● **RECORDS SUPPLIED**:
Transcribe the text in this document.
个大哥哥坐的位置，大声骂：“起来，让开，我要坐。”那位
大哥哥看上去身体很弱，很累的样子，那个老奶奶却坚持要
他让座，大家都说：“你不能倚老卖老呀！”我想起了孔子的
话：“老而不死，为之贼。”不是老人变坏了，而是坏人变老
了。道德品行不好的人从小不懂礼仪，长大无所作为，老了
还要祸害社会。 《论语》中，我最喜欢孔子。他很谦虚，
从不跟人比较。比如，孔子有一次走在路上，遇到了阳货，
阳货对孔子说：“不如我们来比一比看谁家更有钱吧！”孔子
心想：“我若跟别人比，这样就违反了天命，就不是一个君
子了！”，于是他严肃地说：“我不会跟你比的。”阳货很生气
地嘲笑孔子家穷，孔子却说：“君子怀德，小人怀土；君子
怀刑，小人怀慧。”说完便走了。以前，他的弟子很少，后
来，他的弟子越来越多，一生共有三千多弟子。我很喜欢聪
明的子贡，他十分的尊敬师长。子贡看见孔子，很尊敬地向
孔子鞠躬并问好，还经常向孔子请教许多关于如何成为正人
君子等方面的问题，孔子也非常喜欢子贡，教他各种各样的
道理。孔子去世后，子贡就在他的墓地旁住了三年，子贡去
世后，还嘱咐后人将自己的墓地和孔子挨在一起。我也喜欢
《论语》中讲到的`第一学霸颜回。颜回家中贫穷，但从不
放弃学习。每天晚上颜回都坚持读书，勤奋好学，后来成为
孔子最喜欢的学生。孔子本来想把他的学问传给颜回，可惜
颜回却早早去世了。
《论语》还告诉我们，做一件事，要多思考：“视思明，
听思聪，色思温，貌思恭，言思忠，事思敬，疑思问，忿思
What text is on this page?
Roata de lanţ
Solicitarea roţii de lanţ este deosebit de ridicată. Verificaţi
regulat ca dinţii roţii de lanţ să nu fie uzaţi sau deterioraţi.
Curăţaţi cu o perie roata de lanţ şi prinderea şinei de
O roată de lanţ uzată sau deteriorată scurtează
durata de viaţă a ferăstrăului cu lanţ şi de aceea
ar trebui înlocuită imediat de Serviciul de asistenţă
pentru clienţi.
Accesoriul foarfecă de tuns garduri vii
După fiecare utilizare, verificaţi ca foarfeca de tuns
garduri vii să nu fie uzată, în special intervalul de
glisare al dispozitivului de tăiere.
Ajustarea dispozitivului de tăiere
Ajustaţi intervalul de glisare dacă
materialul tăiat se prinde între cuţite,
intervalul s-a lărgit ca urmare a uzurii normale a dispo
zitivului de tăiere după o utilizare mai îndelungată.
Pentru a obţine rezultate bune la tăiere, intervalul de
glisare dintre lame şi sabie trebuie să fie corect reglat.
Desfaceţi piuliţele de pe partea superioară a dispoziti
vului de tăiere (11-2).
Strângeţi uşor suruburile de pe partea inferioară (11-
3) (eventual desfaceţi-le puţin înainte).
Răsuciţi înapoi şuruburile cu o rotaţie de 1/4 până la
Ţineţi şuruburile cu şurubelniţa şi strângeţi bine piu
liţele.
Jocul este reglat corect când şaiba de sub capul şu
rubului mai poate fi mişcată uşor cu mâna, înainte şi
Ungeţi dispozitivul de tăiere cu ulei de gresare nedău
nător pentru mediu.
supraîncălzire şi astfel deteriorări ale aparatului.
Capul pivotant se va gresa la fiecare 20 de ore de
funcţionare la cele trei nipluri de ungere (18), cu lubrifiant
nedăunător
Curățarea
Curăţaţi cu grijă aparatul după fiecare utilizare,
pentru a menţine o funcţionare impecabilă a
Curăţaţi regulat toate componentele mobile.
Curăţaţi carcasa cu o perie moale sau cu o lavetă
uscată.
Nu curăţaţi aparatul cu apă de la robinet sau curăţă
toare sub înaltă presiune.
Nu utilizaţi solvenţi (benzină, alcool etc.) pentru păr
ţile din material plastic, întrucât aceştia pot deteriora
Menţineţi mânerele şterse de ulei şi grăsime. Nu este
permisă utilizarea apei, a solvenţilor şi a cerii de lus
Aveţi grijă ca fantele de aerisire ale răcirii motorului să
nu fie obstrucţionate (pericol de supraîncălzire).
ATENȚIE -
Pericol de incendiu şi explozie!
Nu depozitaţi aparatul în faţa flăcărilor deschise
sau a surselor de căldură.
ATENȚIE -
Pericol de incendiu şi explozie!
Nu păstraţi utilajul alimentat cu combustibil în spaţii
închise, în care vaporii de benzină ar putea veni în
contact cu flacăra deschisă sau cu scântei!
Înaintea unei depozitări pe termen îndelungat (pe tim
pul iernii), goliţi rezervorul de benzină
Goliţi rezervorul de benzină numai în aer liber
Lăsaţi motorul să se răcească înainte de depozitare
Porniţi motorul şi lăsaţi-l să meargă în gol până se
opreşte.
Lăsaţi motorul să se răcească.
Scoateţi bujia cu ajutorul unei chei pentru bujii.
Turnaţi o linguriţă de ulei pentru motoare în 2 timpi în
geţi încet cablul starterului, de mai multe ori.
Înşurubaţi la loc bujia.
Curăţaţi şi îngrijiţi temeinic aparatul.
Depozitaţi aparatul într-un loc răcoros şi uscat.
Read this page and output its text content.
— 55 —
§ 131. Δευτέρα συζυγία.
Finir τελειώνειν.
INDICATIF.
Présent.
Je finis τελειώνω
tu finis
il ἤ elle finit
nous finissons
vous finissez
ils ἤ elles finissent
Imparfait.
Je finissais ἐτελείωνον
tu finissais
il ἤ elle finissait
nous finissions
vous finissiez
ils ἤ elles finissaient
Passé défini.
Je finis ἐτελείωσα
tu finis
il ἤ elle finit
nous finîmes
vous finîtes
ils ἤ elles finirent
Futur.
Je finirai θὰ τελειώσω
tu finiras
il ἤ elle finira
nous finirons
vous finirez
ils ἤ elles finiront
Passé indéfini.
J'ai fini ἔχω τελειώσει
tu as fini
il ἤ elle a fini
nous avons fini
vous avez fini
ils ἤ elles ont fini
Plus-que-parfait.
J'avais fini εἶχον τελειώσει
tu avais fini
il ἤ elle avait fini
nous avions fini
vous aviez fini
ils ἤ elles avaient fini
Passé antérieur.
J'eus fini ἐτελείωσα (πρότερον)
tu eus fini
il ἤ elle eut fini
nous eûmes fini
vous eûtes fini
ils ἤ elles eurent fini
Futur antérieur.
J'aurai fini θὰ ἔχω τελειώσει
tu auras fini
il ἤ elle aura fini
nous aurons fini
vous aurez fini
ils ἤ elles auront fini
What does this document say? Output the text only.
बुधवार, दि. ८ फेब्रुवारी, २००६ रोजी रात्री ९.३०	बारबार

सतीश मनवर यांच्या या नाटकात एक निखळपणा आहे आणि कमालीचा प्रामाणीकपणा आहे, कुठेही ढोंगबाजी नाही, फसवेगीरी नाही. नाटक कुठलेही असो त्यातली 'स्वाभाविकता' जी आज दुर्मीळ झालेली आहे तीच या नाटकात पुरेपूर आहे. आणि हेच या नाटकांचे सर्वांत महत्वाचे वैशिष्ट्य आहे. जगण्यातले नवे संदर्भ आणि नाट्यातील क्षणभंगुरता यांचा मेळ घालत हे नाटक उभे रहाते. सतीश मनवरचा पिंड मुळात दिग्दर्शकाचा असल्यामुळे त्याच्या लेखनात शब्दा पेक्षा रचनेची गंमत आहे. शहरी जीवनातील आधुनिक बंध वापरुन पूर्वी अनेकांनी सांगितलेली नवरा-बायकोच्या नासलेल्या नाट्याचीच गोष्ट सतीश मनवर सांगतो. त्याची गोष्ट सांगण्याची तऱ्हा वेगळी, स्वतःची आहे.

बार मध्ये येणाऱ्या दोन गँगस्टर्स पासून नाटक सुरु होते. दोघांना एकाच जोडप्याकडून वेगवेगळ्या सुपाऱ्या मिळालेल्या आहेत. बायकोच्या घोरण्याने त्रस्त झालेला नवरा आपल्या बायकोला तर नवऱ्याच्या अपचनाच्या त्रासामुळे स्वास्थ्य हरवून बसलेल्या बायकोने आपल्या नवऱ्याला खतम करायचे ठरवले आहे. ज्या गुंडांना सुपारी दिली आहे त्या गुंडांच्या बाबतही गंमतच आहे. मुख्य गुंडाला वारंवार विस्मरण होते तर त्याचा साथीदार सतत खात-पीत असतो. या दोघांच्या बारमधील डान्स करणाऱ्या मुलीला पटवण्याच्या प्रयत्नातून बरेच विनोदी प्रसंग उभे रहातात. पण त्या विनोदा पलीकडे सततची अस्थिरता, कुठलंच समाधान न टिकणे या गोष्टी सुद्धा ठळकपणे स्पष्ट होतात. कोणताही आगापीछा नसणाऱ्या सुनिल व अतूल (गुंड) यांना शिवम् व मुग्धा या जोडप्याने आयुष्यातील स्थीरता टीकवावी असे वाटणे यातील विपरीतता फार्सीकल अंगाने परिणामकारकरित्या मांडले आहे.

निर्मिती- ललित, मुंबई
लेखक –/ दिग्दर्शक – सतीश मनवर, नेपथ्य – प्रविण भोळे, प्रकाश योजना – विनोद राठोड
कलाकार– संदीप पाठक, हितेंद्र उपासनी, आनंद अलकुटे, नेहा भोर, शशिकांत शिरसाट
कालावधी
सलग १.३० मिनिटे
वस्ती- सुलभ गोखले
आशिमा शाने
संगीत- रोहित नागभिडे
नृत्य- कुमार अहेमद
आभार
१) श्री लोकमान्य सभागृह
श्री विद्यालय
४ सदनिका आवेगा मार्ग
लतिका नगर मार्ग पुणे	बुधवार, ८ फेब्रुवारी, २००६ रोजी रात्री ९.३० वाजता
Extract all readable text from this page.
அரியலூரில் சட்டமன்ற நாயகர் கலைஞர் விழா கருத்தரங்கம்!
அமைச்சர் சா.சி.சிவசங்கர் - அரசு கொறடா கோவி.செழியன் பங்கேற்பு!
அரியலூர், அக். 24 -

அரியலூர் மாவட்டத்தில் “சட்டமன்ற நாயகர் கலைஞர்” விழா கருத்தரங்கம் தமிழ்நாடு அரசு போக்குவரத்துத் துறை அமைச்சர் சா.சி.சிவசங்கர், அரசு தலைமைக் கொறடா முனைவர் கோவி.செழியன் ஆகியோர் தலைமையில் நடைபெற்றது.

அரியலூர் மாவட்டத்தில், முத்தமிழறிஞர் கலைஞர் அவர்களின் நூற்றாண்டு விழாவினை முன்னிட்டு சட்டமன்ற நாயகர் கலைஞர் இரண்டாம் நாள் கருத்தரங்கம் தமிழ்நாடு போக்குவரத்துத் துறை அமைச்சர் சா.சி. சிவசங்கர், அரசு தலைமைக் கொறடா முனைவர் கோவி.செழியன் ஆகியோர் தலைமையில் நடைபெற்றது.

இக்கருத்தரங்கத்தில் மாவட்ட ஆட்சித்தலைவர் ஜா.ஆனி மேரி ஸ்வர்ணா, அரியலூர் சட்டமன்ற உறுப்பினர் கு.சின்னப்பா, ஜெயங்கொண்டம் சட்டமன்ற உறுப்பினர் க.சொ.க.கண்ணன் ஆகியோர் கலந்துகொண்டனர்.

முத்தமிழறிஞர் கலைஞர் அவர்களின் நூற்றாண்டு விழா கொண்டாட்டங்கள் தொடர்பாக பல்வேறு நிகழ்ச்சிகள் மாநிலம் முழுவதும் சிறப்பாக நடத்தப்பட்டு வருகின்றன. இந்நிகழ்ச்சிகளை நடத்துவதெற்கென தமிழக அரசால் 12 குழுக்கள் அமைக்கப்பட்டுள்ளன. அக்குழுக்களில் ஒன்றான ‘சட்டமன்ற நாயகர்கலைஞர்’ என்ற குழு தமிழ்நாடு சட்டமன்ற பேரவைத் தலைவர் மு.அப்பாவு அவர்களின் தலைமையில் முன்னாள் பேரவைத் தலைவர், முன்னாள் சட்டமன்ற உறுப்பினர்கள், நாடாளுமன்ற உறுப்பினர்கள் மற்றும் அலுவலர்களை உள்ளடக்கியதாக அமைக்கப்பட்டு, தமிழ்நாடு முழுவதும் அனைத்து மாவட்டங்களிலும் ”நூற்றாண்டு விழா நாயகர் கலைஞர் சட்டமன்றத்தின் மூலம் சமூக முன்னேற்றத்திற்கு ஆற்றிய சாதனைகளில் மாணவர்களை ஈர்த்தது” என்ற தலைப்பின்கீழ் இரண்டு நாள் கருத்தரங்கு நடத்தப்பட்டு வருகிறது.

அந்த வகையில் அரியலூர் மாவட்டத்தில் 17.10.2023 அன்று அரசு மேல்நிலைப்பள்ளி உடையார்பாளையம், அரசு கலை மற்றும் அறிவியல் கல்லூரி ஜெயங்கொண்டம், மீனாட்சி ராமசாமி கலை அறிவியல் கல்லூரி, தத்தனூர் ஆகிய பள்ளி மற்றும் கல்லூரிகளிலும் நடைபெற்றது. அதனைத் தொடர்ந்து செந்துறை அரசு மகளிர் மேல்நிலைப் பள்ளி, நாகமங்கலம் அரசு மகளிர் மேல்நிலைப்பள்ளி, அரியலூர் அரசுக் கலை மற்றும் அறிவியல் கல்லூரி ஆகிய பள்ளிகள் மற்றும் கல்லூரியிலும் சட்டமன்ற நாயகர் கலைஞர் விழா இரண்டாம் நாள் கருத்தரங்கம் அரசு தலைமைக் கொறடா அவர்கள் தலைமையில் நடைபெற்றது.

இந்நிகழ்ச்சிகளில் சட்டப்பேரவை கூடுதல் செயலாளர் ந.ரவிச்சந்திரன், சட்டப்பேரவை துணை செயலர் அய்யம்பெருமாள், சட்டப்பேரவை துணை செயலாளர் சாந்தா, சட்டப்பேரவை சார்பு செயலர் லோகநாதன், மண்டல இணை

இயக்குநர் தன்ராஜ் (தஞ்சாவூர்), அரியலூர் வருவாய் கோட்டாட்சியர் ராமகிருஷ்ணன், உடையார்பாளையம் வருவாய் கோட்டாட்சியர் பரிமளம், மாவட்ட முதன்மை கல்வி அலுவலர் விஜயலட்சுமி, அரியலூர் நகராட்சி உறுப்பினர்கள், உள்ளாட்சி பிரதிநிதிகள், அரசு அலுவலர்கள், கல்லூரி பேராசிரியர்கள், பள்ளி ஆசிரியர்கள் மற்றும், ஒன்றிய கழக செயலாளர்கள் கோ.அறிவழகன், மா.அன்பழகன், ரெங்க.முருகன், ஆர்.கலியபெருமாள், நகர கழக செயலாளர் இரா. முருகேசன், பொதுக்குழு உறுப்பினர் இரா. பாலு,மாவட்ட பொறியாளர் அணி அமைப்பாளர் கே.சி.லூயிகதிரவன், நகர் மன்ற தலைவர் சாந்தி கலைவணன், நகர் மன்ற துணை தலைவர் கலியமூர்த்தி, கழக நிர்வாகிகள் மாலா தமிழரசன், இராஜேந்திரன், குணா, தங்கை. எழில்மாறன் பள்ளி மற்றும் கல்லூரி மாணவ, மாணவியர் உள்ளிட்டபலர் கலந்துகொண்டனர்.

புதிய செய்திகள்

● **PROBLEM REQUIREMENTS**:
Show every line where the string "this" appears.

● **REPLY**:
Transcribe the text in this document.
What text is on this page?
Read this page and output its text content.
What does this document say? Output the text only.
Extract all readable text from this page.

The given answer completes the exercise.